Required tasks:
1. Answer these questions from the tax guidance article:
(a) What revenue procedure did the IRS release on January 5 on modifications of mortgage loans held by a REIT?
(b) In what cases does the rule on a change in the issuer's credit quality not apply?
(c) What database does the article give as an example of a medium that shows the sales price of a debt instrument?
2. Copy the tax guidance article from "IRS Proposes New" up to and including "a debt instrument.".

Selected extract:
— Start —

New Guidance on Loan Modifications: IRS Finalizes Rules on Issuer's Credit Quality and Provides a Safe Harbor for REITs

Co-authored by Brandon D. Hadley

On January 6, the Internal Revenue Service issued final regulations (T.D. 9513) under U.S. Treasury Department Regulation Section 1.1001-3 clarifying that a change in the issuer’s credit quality between the issue date and the modification date of a debt instrument is not considered in determining the nature of the instrument or property that results from modification of the debt instrument. For example, a decrease in the fair market value of a debt instrument between the issue date and modification date is not taken into account if it is attributable to the deterioration of the obligor’s financial condition and not to a modification of the instrument’s terms. This rule does not apply if the modification includes the substitution of a new obligor or the addition or deletion of a co-obligor.

On January 5, the IRS released Revenue Procedure 2011-16 with respect to modifications of mortgage loans held by a real estate investment trust (REIT). If a mortgage loan modification qualifies for the safe harbor described below, then (1) the REIT is not required to treat it as a new commitment to make or purchase a loan for purposes of ascertaining the loan value of the real property; (2) the modification is not a prohibited transaction; and (3) the IRS will not challenge the REIT’s treatment of a loan as a real estate asset if the REIT computes the loan value using one of the acceptable methods provided by Revenue Procedure 2011-16.

The new safe harbor applies to a mortgage loan modification which (or an interest in which) is held by a REIT if either (1) the modification was occasioned by default, or (2) the modification satisfies both of the following conditions based on all of the facts and circumstances: (A) the REIT or servicer of the pre-modified loan, after a diligent contemporaneous determination of the risk, reasonably believes that there is a significant risk of default of the pre-modified loan upon maturity of the loan or at an earlier date; and (B) the REIT or servicer reasonably believes that the modified loan presents a substantially reduced risk of default, as compared with the pre-modified loan.

Click here for a copy of the final regulations, and here for a copy of the REIT guidance.

IRS Proposes New Definition of 'Publicly Traded' Property for Purposes of Determining the Issue Price of a Debt Instrument

Co-authored by Brandon D. Hadley

On January 6, the Internal Revenue Service released proposed rules (REG-131947-10) under U.S. Treasury Department regulation 1.1273-2 that simplify and clarify when property is considered to be “publicly traded” for purposes of determining the issue price of a publicly traded debt instrument and the fair market value of publicly traded property received in exchange for a debt instrument.

The proposed rules would provide that if information about the sales price of a debt instrument (or information sufficient to calculate the sales price) appears in a medium (e.g., the Financial Industry Regulatory Authority’s Trade Reporting and Compliance Engine database) that is made available to persons who regularly purchase or sell debt instruments, such debt instruments would be considered publicly traded. The proposed rules also would provide that property is considered to be publicly traded if a firm price quote to buy or sell the property is available or an indicative price quote is provided by a dealer, a broker or a pricing service.

— End —

Dataset records:
— Start —

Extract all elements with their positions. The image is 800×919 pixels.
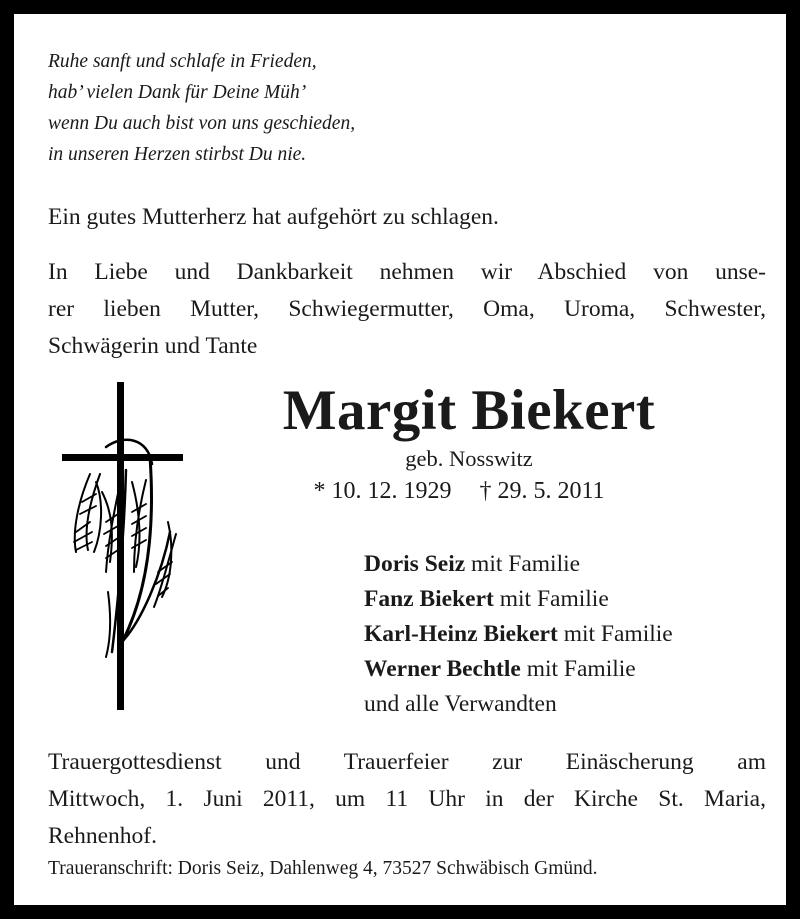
- mourner-name: Fanz Biekert: [364, 586, 494, 612]
- mourner-name: Karl-Heinz Biekert: [364, 621, 558, 647]
- farewell-line: In Liebe und Dankbarkeit nehmen wir Abschied von unse-: [48, 259, 766, 285]
- poem-line: Ruhe sanft und schlafe in Frieden,: [48, 51, 317, 72]
- farewell-line: Schwägerin und Tante: [48, 333, 258, 359]
- mourners-closing: und alle Verwandten: [364, 691, 557, 717]
- lead-sentence: Ein gutes Mutterherz hat aufgehört zu schlagen.: [48, 204, 499, 230]
- life-dates: [14, 478, 800, 505]
- mourner-row: [364, 547, 673, 582]
- poem-line: hab’ vielen Dank für Deine Müh’: [48, 82, 307, 103]
- death-date: † 29. 5. 2011: [479, 478, 605, 504]
- birth-date: * 10. 12. 1929: [313, 478, 452, 504]
- memorial-poem: [48, 46, 355, 170]
- farewell-line: rer lieben Mutter, Schwiegermutter, Oma, Uroma, Schwester,: [48, 296, 766, 322]
- service-line: Rehnenhof.: [48, 823, 157, 849]
- maiden-name: geb. Nosswitz: [405, 446, 533, 471]
- farewell-paragraph: [48, 254, 766, 365]
- service-paragraph: [48, 744, 766, 855]
- mourner-row: [364, 582, 673, 617]
- deceased-name: Margit Biekert: [282, 379, 656, 442]
- poem-line: in unseren Herzen stirbst Du nie.: [48, 144, 307, 165]
- mourning-address: Traueranschrift: Doris Seiz, Dahlenweg 4, 73527 Schwäbisch Gmünd.: [48, 858, 598, 879]
- mourner-suffix: mit Familie: [493, 586, 609, 612]
- mourner-suffix: mit Familie: [557, 621, 673, 647]
- service-line: Trauergottesdienst und Trauerfeier zur Einäscherung am: [48, 749, 766, 775]
- mourner-row: [364, 652, 673, 687]
- mourner-suffix: mit Familie: [520, 656, 636, 682]
- mourner-name: Werner Bechtle: [364, 656, 521, 682]
- mourner-row: [364, 617, 673, 652]
- mourners-list: [364, 547, 673, 722]
- poem-line: wenn Du auch bist von uns geschieden,: [48, 113, 356, 134]
- mourner-suffix: mit Familie: [465, 551, 581, 577]
- mourner-name: Doris Seiz: [364, 551, 466, 577]
- service-line: Mittwoch, 1. Juni 2011, um 11 Uhr in der Kirche St. Maria,: [48, 786, 766, 812]
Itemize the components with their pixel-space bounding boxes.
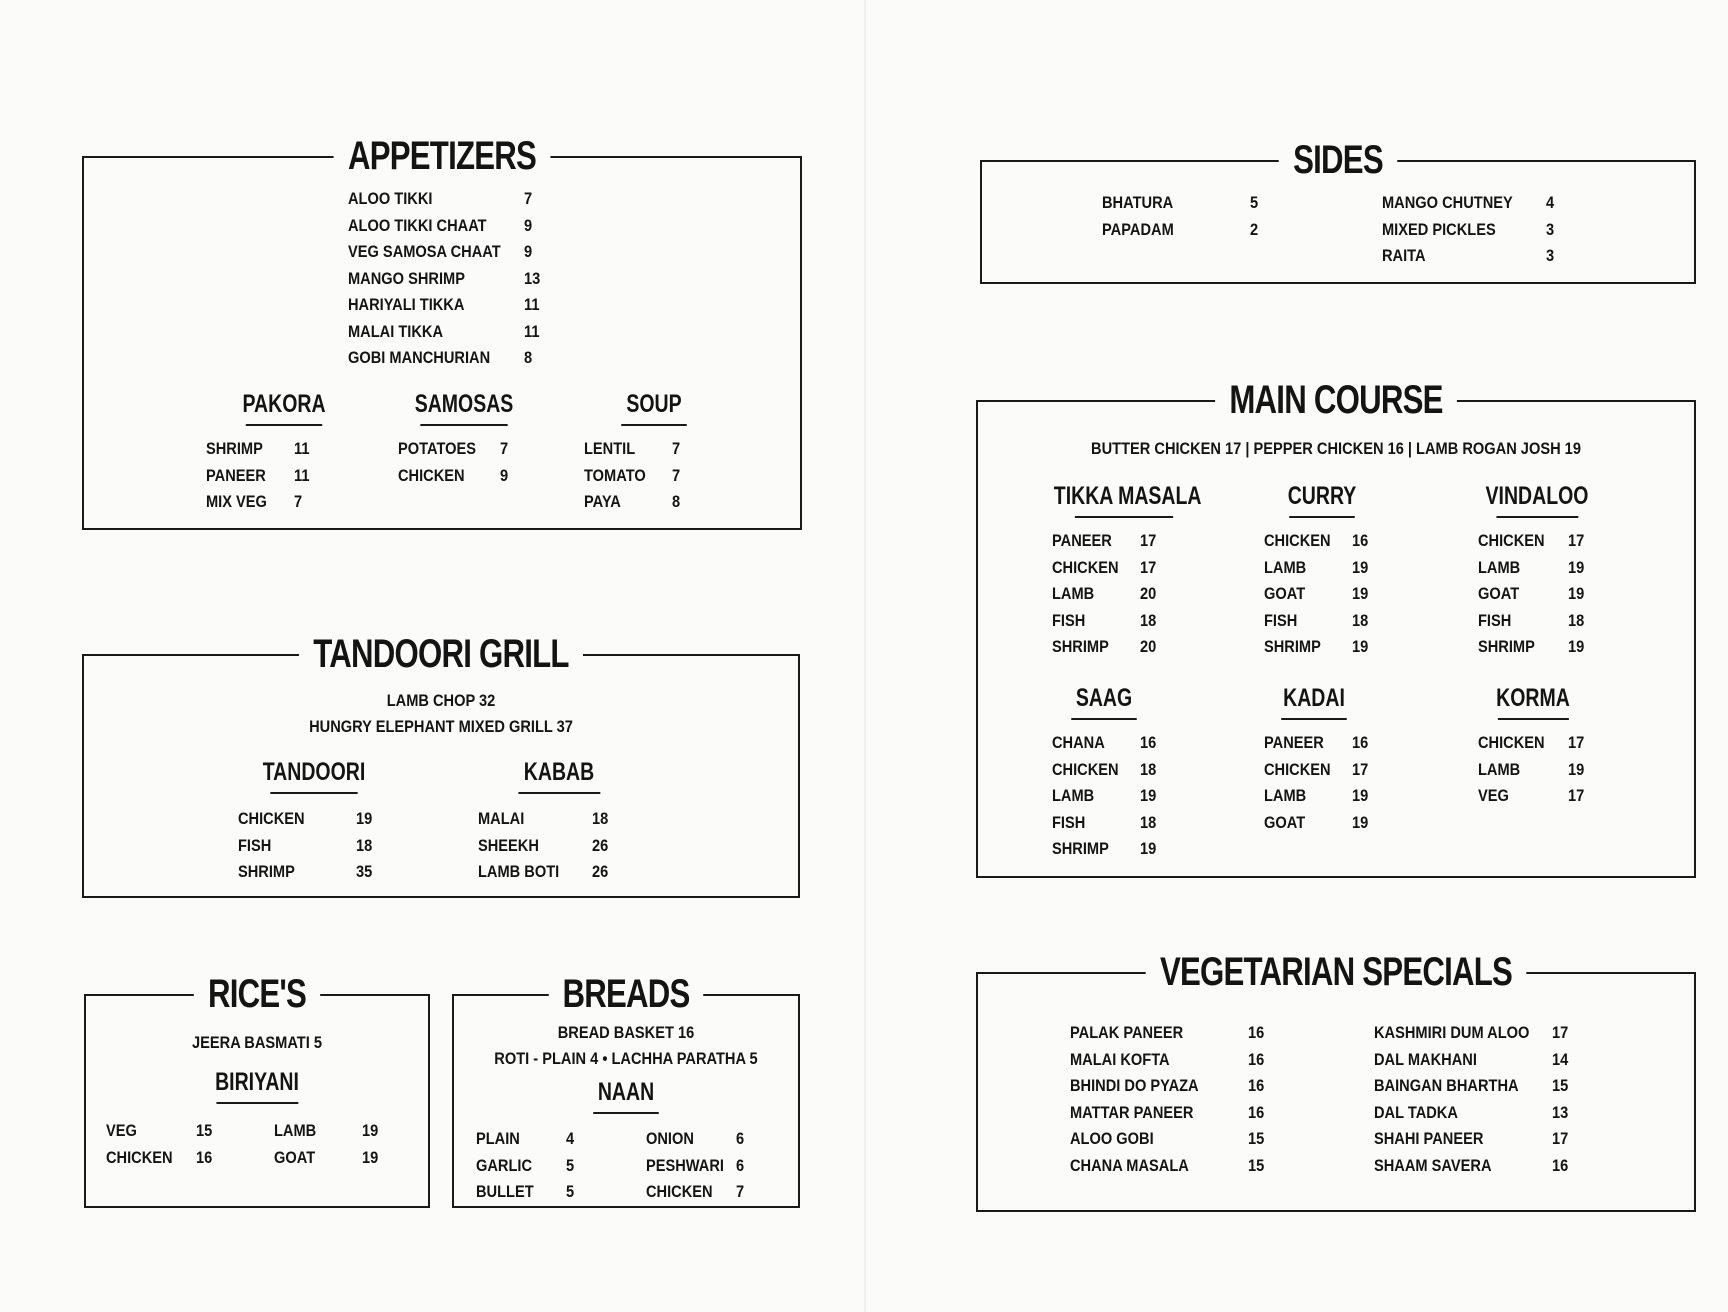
menu-item-price: 26 [592,862,609,881]
menu-item-name: GOAT [1478,584,1520,603]
menu-item-name: PANEER [206,465,266,485]
menu-item-price: 2 [1250,219,1259,239]
naan-heading: NAAN [579,1080,673,1114]
menu-item-price: 3 [1546,246,1555,265]
menu-item-name: SHRIMP [1052,839,1109,858]
menu-item-price: 19 [1568,759,1585,779]
menu-item-price: 17 [1140,557,1157,577]
menu-item-price: 17 [1352,759,1369,779]
menu-item-name: MATTAR PANEER [1070,1102,1194,1122]
menu-item-name: BHINDI DO PYAZA [1070,1076,1199,1095]
menu-item-name: LAMB [1052,786,1095,805]
menu-item-price: 20 [1140,637,1157,656]
sides-section [980,138,1696,284]
main-course-featured-line: BUTTER CHICKEN 17 | PEPPER CHICKEN 16 | LAMB ROGAN JOSH 19 [1091,439,1581,458]
menu-item-name: KASHMIRI DUM ALOO [1374,1023,1530,1042]
menu-item-name: ALOO TIKKI [348,189,433,208]
menu-item-name: CHICKEN [1478,531,1545,550]
menu-item-price: 7 [672,439,681,458]
menu-item-name: DAL MAKHANI [1374,1049,1477,1069]
menu-item-price: 18 [592,809,609,828]
menu-item-price: 17 [1568,531,1585,550]
menu-item-name: GOBI MANCHURIAN [348,348,491,367]
menu-item-name: ONION [646,1129,694,1148]
menu-item-name: CHICKEN [238,809,305,828]
menu-item-price: 4 [1546,193,1555,212]
sides-title: SIDES [1060,140,1615,180]
menu-item-name: LAMB [1478,759,1521,779]
menu-item-name: SHRIMP [1478,637,1535,656]
menu-item-name: VEG [1478,786,1509,805]
menu-item-price: 5 [1250,193,1259,212]
menu-item-price: 5 [566,1155,575,1175]
menu-item-name: SHAAM SAVERA [1374,1155,1492,1175]
main-course-title: MAIN COURSE [1057,380,1615,420]
menu-item-price: 19 [362,1147,379,1167]
menu-item-name: SHRIMP [1264,637,1321,656]
menu-item-name: LENTIL [584,439,636,458]
menu-item-price: 19 [356,809,373,828]
menu-item-name: CHICKEN [1478,733,1545,752]
menu-item-price: 18 [1140,812,1157,832]
menu-item-price: 19 [1352,786,1369,805]
menu-item-price: 16 [1248,1076,1265,1095]
menu-item-name: CHICKEN [1264,531,1331,550]
menu-item-name: HARIYALI TIKKA [348,295,465,314]
menu-item-name: MIXED PICKLES [1382,219,1496,239]
menu-item-price: 9 [524,215,533,235]
menu-item-name: LAMB [1264,786,1307,805]
kadai-heading: KADAI [1267,686,1361,720]
menu-item-name: BHATURA [1102,193,1174,212]
tandoori-heading: TANDOORI [252,760,377,794]
menu-item-price: 11 [524,321,540,341]
menu-item-price: 7 [524,189,533,208]
menu-item-name: BAINGAN BHARTHA [1374,1076,1519,1095]
tandoori-grill-title: TANDOORI GRILL [163,634,720,674]
menu-item-price: 16 [1352,733,1369,752]
menu-item-price: 16 [1352,531,1369,550]
mixed-grill-line: HUNGRY ELEPHANT MIXED GRILL 37 [309,717,573,736]
menu-item-name: MALAI KOFTA [1070,1049,1170,1069]
menu-item-price: 3 [1546,219,1555,239]
appetizers-section [82,134,802,530]
menu-item-price: 19 [362,1121,379,1140]
menu-item-name: LAMB [274,1121,317,1140]
menu-item-price: 11 [294,439,310,458]
roti-line: ROTI - PLAIN 4 • LACHHA PARATHA 5 [494,1049,758,1068]
menu-item-name: CHICKEN [398,465,465,485]
menu-item-name: PALAK PANEER [1070,1023,1184,1042]
menu-item-name: TOMATO [584,465,646,485]
menu-item-price: 13 [1552,1102,1569,1122]
menu-item-price: 16 [1140,733,1157,752]
menu-item-price: 4 [566,1129,575,1148]
menu-item-name: PAYA [584,492,621,511]
kabab-heading: KABAB [501,760,618,794]
menu-item-price: 17 [1552,1129,1569,1148]
lamb-chop-line: LAMB CHOP 32 [386,691,496,710]
menu-item-price: 8 [524,348,533,367]
menu-item-price: 15 [1248,1155,1265,1175]
menu-item-price: 7 [672,465,681,485]
menu-item-price: 17 [1568,733,1585,752]
menu-item-name: MALAI TIKKA [348,321,444,341]
korma-heading: KORMA [1482,686,1583,720]
menu-item-price: 19 [1140,786,1157,805]
jeera-basmati-line: JEERA BASMATI 5 [192,1033,322,1052]
menu-item-name: FISH [1264,610,1298,630]
menu-item-price: 19 [1352,584,1369,603]
menu-item-name: VEG [106,1121,137,1140]
menu-item-price: 16 [196,1147,213,1167]
soup-heading: SOUP [607,392,701,426]
menu-item-name: POTATOES [398,439,476,458]
menu-item-price: 14 [1552,1049,1569,1069]
menu-item-name: PANEER [1052,531,1112,550]
menu-item-name: LAMB [1264,557,1307,577]
menu-item-price: 8 [672,492,681,511]
biriyani-heading: BIRIYANI [199,1070,316,1104]
menu-item-name: CHICKEN [646,1182,713,1201]
menu-item-price: 7 [294,492,303,511]
menu-item-name: BULLET [476,1182,534,1201]
menu-item-name: GARLIC [476,1155,533,1175]
page-fold [864,0,866,1312]
menu-item-price: 9 [524,242,533,261]
saag-heading: SAAG [1057,686,1151,720]
menu-item-name: SHAHI PANEER [1374,1129,1484,1148]
menu-item-price: 18 [1140,759,1157,779]
menu-item-name: DAL TADKA [1374,1102,1458,1122]
appetizers-title: APPETIZERS [163,136,721,176]
menu-item-name: PAPADAM [1102,219,1174,239]
menu-item-price: 18 [1140,610,1157,630]
menu-item-price: 5 [566,1182,575,1201]
menu-item-name: CHANA [1052,733,1105,752]
menu-item-name: LAMB [1052,584,1095,603]
menu-item-name: MANGO SHRIMP [348,268,465,288]
menu-item-name: MIX VEG [206,492,267,511]
menu-item-price: 17 [1140,531,1157,550]
menu-item-name: GOAT [274,1147,316,1167]
menu-item-name: FISH [1478,610,1512,630]
menu-item-price: 17 [1568,786,1585,805]
menu-item-price: 19 [1352,637,1369,656]
menu-item-price: 19 [1140,839,1157,858]
menu-item-price: 19 [1568,557,1585,577]
menu-item-name: FISH [238,835,272,855]
menu-item-price: 16 [1248,1102,1265,1122]
menu-item-name: FISH [1052,812,1086,832]
menu-item-name: FISH [1052,610,1086,630]
rices-title: RICE'S [124,974,391,1014]
menu-item-name: GOAT [1264,584,1306,603]
samosas-heading: SAMOSAS [402,392,527,426]
menu-item-price: 18 [356,835,373,855]
menu-item-price: 18 [1352,610,1369,630]
menu-item-name: SHEEKH [478,835,539,855]
menu-item-price: 17 [1552,1023,1569,1042]
menu-item-price: 18 [1568,610,1585,630]
rices-section [84,972,430,1208]
menu-item-name: ALOO GOBI [1070,1129,1154,1148]
menu-item-price: 11 [524,295,540,314]
menu-item-name: PLAIN [476,1129,520,1148]
menu-item-name: SHRIMP [206,439,263,458]
menu-item-price: 15 [1248,1129,1265,1148]
tikka-masala-heading: TIKKA MASALA [1054,484,1194,518]
curry-heading: CURRY [1275,484,1369,518]
tandoori-grill-section [82,632,800,898]
menu-item-price: 15 [1552,1076,1569,1095]
menu-item-price: 19 [1568,584,1585,603]
menu-item-name: SHRIMP [1052,637,1109,656]
menu-item-name: CHICKEN [106,1147,173,1167]
menu-item-price: 16 [1552,1155,1569,1175]
menu-item-price: 7 [736,1182,745,1201]
menu-item-name: CHICKEN [1264,759,1331,779]
menu-item-name: PESHWARI [646,1155,724,1175]
bread-basket-line: BREAD BASKET 16 [557,1023,695,1042]
menu-item-price: 26 [592,835,609,855]
vegetarian-specials-section [976,950,1696,1212]
menu-item-price: 11 [294,465,310,485]
menu-item-price: 7 [500,439,509,458]
menu-item-price: 15 [196,1121,213,1140]
menu-item-name: PANEER [1264,733,1324,752]
menu-item-name: LAMB BOTI [478,862,560,881]
menu-item-price: 20 [1140,584,1157,603]
menu-item-name: ALOO TIKKI CHAAT [348,215,487,235]
menu-item-price: 6 [736,1155,745,1175]
menu-item-name: RAITA [1382,246,1426,265]
menu-item-name: CHICKEN [1052,557,1119,577]
menu-item-price: 9 [500,465,509,485]
menu-item-name: MALAI [478,809,525,828]
vegetarian-specials-title: VEGETARIAN SPECIALS [1057,952,1615,992]
breads-section [452,972,800,1208]
menu-item-name: CHANA MASALA [1070,1155,1189,1175]
menu-item-name: MANGO CHUTNEY [1382,193,1513,212]
menu-item-name: VEG SAMOSA CHAAT [348,242,501,261]
menu-item-price: 19 [1568,637,1585,656]
menu-item-name: CHICKEN [1052,759,1119,779]
breads-title: BREADS [492,974,760,1014]
menu-item-name: SHRIMP [238,862,295,881]
menu-item-name: GOAT [1264,812,1306,832]
menu-item-price: 35 [356,862,373,881]
menu-item-price: 13 [524,268,541,288]
pakora-heading: PAKORA [229,392,338,426]
menu-item-price: 16 [1248,1023,1265,1042]
menu-item-price: 6 [736,1129,745,1148]
main-course-section [976,378,1696,878]
menu-item-price: 19 [1352,557,1369,577]
menu-item-price: 19 [1352,812,1369,832]
vindaloo-heading: VINDALOO [1479,484,1596,518]
menu-item-price: 16 [1248,1049,1265,1069]
menu-item-name: LAMB [1478,557,1521,577]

— End —

Full solutions:
1.
(a) Revenue Procedure 2011-16.
(b) When the modification includes the substitution of a new obligor or the addition or deletion of a co-obligor.
(c) The Financial Industry Regulatory Authority's Trade Reporting and Compliance Engine database.

2.
IRS Proposes New Definition of 'Publicly Traded' Property for Purposes of Determining the Issue Price of a Debt Instrument

Co-authored by Brandon D. Hadley

On January 6, the Internal Revenue Service released proposed rules (REG-131947-10) under U.S. Treasury Department regulation 1.1273-2 that simplify and clarify when property is considered to be “publicly traded” for purposes of determining the issue price of a publicly traded debt instrument and the fair market value of publicly traded property received in exchange for a debt instrument.